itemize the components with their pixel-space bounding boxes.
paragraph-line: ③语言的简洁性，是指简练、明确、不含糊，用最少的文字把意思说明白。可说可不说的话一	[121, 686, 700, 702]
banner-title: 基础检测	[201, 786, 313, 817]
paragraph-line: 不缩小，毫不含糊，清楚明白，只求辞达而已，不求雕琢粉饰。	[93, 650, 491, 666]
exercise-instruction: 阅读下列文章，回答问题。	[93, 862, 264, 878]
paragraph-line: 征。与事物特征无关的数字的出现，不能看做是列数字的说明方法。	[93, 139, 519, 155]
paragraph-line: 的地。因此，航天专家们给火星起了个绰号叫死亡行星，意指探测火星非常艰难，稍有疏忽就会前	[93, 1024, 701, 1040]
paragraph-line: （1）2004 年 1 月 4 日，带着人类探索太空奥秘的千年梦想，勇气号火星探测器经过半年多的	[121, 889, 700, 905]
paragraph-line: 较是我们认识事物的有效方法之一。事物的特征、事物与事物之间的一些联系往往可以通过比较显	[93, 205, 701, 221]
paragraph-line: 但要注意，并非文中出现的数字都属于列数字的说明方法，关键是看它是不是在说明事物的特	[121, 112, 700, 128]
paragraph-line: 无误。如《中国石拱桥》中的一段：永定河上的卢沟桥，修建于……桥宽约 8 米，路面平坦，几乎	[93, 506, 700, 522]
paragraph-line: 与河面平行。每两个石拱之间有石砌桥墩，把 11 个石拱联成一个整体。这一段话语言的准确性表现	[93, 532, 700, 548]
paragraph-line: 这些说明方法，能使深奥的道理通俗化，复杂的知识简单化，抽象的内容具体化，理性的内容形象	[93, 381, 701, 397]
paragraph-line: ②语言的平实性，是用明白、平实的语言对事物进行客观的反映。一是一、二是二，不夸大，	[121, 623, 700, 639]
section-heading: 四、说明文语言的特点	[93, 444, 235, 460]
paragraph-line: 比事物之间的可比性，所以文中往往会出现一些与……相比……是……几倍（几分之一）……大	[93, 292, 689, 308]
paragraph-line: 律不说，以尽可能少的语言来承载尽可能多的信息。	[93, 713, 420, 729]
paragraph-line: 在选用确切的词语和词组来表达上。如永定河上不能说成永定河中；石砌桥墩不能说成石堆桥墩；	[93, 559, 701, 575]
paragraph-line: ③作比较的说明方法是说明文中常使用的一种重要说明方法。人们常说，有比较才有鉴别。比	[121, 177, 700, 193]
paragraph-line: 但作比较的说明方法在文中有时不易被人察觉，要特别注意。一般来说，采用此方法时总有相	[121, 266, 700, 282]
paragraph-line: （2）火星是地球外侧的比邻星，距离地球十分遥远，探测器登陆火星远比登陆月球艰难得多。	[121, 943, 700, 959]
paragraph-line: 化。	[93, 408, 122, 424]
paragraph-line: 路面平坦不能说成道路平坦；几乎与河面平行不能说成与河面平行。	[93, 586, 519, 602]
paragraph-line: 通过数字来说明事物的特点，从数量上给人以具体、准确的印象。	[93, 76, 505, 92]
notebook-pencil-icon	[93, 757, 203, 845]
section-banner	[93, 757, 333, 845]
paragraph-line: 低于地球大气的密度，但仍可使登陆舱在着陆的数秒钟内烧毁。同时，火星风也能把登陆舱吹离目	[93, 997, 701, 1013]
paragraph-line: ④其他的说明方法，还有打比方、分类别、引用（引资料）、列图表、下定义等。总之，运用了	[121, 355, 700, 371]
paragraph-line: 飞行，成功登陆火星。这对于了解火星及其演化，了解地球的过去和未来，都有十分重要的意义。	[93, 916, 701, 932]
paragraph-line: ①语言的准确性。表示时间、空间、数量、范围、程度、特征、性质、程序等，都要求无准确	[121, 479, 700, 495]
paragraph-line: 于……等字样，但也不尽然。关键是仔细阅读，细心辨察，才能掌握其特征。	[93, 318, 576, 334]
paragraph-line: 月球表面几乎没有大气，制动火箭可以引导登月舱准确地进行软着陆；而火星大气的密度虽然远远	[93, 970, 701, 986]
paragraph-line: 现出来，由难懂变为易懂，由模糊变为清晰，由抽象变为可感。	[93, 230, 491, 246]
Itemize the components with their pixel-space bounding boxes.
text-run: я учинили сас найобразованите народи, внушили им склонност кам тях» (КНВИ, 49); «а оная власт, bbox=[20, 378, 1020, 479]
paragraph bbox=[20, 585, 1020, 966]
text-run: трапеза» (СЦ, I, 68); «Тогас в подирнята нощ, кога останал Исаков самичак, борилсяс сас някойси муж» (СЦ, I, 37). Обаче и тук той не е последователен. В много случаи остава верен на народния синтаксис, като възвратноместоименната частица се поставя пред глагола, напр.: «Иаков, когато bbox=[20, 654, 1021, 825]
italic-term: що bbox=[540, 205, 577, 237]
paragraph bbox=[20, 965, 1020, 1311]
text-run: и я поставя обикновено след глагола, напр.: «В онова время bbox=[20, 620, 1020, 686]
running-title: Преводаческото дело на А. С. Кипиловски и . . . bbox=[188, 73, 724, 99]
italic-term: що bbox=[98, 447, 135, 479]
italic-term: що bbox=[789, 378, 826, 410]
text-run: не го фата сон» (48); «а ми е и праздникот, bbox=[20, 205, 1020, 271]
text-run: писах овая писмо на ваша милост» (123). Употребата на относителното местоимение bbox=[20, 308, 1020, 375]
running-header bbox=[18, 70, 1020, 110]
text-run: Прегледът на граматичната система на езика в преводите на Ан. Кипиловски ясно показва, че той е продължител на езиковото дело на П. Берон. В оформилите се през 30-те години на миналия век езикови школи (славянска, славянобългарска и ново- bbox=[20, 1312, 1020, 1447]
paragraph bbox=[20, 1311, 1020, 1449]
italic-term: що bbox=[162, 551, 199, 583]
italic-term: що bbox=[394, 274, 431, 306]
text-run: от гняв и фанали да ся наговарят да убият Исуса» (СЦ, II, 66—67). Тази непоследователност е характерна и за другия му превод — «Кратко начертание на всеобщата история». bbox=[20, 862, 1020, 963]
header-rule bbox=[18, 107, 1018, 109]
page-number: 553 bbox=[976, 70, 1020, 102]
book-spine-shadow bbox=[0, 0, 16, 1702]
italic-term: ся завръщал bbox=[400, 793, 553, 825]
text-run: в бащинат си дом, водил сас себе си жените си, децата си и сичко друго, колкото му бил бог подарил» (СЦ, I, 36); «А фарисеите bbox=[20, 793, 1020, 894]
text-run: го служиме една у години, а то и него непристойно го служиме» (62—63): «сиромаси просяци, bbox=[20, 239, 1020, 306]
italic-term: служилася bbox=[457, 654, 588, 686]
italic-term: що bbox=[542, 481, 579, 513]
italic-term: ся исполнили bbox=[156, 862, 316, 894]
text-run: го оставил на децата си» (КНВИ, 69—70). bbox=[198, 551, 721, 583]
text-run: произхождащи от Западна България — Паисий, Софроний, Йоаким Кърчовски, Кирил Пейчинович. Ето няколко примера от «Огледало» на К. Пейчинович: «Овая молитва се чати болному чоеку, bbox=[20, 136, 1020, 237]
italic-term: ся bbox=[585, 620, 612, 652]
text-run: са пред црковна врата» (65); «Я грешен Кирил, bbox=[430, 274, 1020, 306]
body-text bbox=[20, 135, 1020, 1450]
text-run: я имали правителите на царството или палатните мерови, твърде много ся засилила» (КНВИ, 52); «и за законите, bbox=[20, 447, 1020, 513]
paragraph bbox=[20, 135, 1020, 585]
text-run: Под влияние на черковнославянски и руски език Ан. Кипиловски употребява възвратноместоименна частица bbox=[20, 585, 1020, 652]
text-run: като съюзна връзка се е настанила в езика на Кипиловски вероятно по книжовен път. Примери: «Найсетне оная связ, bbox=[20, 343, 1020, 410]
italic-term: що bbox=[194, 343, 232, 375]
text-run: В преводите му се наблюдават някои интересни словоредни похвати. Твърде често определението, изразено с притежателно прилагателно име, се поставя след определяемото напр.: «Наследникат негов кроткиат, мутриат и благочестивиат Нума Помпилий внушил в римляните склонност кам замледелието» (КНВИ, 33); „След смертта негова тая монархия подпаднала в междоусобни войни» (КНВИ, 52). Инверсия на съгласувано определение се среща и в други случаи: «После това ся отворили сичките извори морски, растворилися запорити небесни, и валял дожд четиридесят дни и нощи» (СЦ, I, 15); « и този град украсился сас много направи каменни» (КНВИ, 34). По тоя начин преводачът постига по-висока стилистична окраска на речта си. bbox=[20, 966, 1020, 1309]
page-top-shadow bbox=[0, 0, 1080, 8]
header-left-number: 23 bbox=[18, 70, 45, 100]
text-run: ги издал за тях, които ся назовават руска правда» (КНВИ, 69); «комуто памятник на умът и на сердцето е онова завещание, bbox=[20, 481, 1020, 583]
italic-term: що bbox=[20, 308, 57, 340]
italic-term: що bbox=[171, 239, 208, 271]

__REQUIRED WORK__
Convert the entries, from the first line through the line containing "1024, 701, 1040]", into a JSON list of strings with one string per line and blank lines omitted.

__TASK RESPONSE__
[
  "itemize the components with their pixel-space bounding boxes.",
  "paragraph-line: ③语言的简洁性，是指简练、明确、不含糊，用最少的文字把意思说明白。可说可不说的话一\t[121, 686, 700, 702]",
  "banner-title: 基础检测\t[201, 786, 313, 817]",
  "paragraph-line: 不缩小，毫不含糊，清楚明白，只求辞达而已，不求雕琢粉饰。\t[93, 650, 491, 666]",
  "exercise-instruction: 阅读下列文章，回答问题。\t[93, 862, 264, 878]",
  "paragraph-line: 征。与事物特征无关的数字的出现，不能看做是列数字的说明方法。\t[93, 139, 519, 155]",
  "paragraph-line: 的地。因此，航天专家们给火星起了个绰号叫死亡行星，意指探测火星非常艰难，稍有疏忽就会前\t[93, 1024, 701, 1040]"
]